[start of LISTED ENTRIES]

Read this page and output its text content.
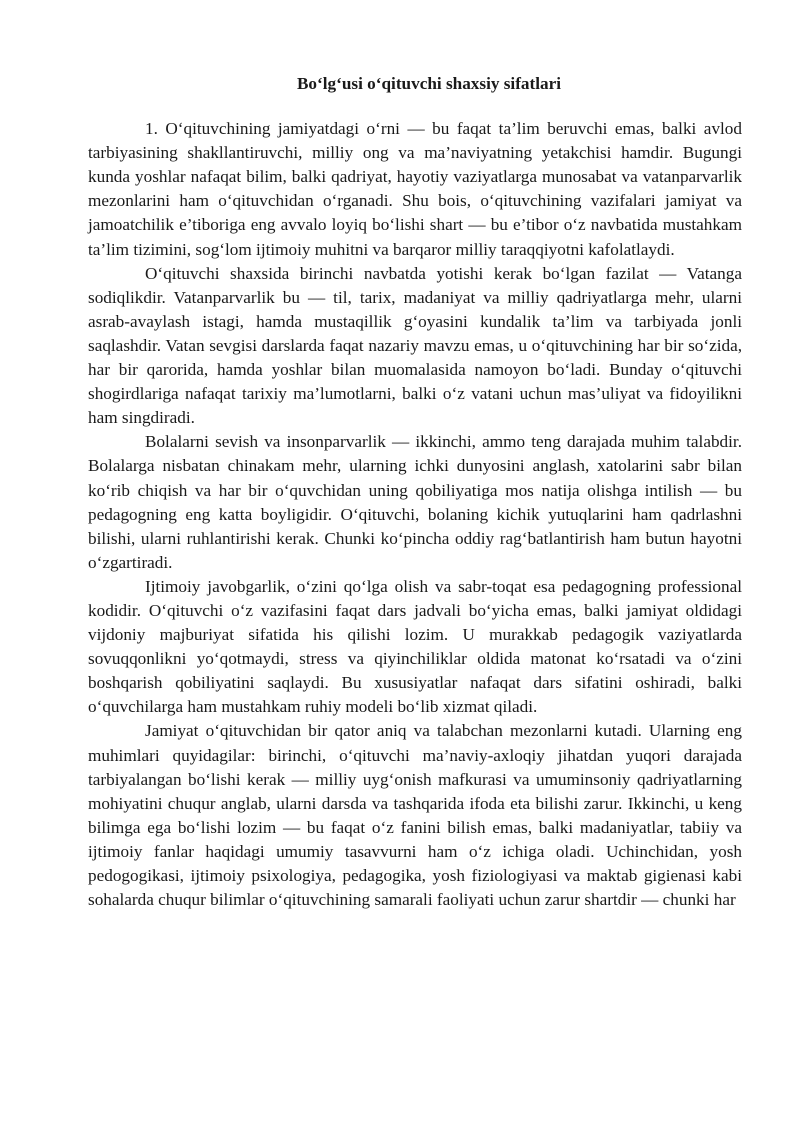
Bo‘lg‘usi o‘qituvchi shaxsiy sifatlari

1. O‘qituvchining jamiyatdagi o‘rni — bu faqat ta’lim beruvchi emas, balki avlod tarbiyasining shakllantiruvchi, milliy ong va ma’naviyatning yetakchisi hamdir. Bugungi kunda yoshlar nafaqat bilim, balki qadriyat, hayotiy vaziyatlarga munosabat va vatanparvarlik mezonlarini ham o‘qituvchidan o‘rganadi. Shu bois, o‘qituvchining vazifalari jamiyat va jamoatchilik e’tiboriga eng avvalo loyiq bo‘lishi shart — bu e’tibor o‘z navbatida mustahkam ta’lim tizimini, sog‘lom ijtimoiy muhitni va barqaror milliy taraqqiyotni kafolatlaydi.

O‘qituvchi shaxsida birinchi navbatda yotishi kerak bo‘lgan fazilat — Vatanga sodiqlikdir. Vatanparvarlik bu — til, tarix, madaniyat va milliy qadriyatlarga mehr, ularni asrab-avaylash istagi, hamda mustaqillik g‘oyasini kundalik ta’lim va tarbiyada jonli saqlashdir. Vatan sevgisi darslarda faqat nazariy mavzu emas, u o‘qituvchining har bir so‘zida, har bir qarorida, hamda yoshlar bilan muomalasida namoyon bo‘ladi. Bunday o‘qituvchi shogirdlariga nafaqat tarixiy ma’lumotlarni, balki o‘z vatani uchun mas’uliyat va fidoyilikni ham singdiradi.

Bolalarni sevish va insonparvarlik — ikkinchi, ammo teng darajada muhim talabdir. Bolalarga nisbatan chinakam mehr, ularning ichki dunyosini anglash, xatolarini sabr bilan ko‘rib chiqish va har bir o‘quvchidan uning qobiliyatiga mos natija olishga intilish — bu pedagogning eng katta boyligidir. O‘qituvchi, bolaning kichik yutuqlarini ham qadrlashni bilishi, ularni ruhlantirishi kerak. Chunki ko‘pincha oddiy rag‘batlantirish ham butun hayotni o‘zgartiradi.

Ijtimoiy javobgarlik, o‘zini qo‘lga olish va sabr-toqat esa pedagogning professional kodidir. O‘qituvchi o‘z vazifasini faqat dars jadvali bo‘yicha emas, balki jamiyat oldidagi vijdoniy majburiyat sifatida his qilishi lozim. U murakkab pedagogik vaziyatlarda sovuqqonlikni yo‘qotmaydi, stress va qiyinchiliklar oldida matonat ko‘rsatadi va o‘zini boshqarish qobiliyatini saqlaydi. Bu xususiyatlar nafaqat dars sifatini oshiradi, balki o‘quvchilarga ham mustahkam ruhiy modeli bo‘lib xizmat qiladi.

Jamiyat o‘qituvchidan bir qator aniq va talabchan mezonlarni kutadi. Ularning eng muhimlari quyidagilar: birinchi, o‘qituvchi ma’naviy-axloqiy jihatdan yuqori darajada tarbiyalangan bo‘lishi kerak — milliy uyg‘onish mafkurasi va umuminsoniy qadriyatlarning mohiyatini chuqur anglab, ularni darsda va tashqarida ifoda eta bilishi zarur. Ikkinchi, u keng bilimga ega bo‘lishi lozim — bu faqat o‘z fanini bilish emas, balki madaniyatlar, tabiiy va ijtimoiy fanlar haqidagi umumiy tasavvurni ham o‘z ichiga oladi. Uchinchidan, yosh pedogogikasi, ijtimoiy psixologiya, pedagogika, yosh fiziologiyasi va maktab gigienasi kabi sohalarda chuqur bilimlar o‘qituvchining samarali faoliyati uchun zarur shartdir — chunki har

[end of LISTED ENTRIES]
[start of LISTED ENTRIES]

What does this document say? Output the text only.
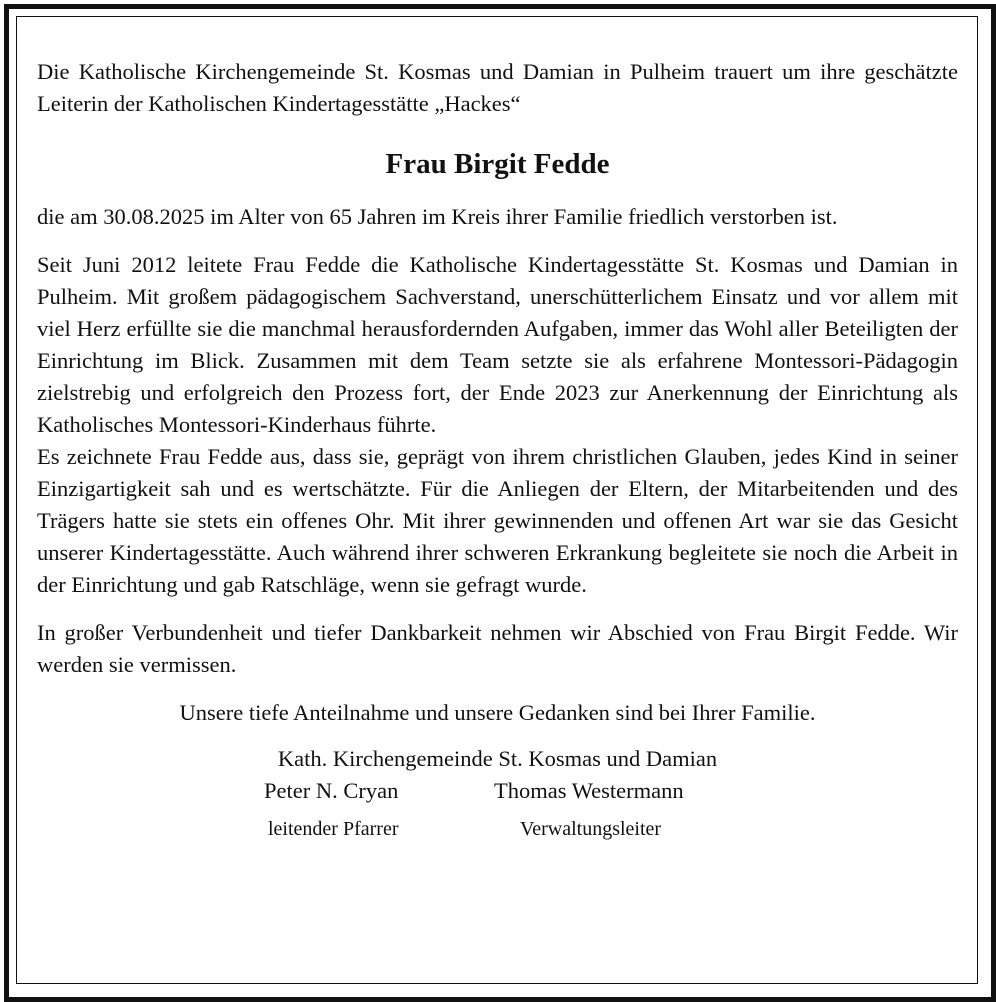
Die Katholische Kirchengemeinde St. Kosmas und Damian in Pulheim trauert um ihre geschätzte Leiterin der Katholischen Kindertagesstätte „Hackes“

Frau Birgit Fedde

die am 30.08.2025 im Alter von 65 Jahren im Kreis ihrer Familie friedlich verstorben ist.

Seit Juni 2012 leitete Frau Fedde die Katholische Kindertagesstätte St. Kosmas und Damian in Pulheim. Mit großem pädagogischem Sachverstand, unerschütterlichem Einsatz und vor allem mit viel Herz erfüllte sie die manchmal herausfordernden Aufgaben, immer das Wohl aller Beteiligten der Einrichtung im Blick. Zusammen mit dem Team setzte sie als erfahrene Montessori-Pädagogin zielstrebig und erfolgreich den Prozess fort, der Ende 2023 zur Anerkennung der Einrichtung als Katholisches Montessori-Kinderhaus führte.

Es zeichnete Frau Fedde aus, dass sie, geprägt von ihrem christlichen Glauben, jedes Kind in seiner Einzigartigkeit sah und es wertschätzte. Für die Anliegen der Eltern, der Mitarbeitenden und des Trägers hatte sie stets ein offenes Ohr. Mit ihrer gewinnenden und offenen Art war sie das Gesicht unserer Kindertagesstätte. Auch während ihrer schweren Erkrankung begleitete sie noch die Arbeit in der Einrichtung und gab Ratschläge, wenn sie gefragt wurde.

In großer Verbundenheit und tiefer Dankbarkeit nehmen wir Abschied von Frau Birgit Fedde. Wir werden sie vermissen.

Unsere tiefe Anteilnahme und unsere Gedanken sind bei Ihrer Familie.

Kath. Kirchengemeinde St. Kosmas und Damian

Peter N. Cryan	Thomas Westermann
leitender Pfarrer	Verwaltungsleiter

[end of LISTED ENTRIES]
[start of LISTED ENTRIES]

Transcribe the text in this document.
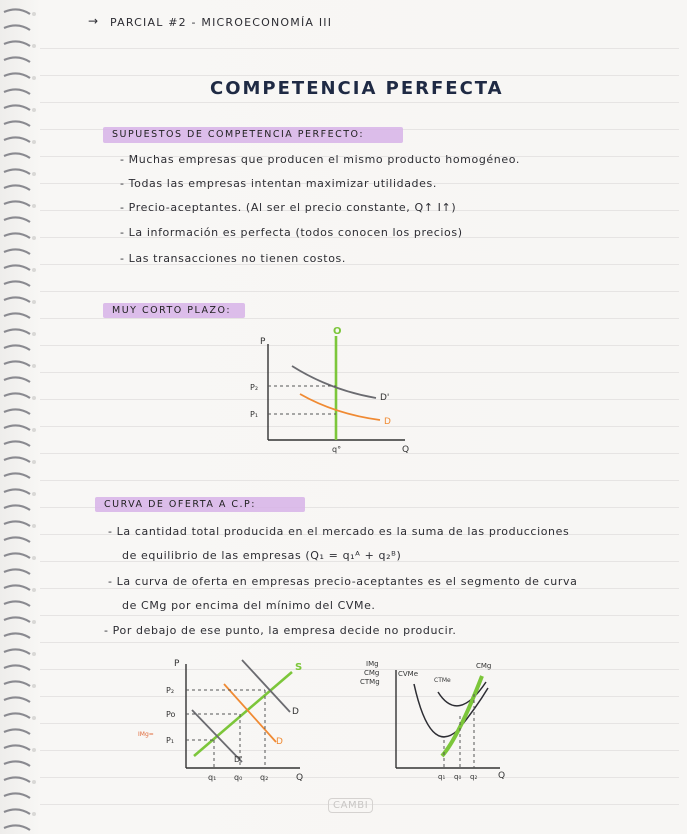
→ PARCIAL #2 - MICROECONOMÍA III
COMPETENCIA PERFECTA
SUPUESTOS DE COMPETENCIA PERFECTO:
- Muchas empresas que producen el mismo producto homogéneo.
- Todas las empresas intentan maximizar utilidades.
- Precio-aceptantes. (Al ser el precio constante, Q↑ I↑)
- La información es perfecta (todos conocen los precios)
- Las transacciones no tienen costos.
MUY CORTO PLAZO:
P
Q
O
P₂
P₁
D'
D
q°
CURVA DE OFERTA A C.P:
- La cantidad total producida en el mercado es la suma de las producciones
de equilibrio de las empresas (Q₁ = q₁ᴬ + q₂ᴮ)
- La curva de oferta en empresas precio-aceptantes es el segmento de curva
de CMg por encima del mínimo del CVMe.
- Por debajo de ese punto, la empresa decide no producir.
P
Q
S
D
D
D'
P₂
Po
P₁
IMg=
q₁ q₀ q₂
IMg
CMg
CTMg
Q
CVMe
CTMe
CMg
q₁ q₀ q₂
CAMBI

[end of LISTED ENTRIES]

◆ THE EXERCISE
Search the records above for the string "birinchi". Copy every line that contains it.

◆ ANSWER TO THIS TASK
O‘qituvchi shaxsida birinchi navbatda yotishi kerak bo‘lgan fazilat — Vatanga sodiqlikdir. Vatanparvarlik bu — til, tarix, madaniyat va milliy qadriyatlarga mehr, ularni asrab-avaylash istagi, hamda mustaqillik g‘oyasini kundalik ta’lim va tarbiyada jonli saqlashdir. Vatan sevgisi darslarda faqat nazariy mavzu emas, u o‘qituvchining har bir so‘zida, har bir qarorida, hamda yoshlar bilan muomalasida namoyon bo‘ladi. Bunday o‘qituvchi shogirdlariga nafaqat tarixiy ma’lumotlarni, balki o‘z vatani uchun mas’uliyat va fidoyilikni ham singdiradi.
Jamiyat o‘qituvchidan bir qator aniq va talabchan mezonlarni kutadi. Ularning eng muhimlari quyidagilar: birinchi, o‘qituvchi ma’naviy-axloqiy jihatdan yuqori darajada tarbiyalangan bo‘lishi kerak — milliy uyg‘onish mafkurasi va umuminsoniy qadriyatlarning mohiyatini chuqur anglab, ularni darsda va tashqarida ifoda eta bilishi zarur. Ikkinchi, u keng bilimga ega bo‘lishi lozim — bu faqat o‘z fanini bilish emas, balki madaniyatlar, tabiiy va ijtimoiy fanlar haqidagi umumiy tasavvurni ham o‘z ichiga oladi. Uchinchidan, yosh pedogogikasi, ijtimoiy psixologiya, pedagogika, yosh fiziologiyasi va maktab gigienasi kabi sohalarda chuqur bilimlar o‘qituvchining samarali faoliyati uchun zarur shartdir — chunki har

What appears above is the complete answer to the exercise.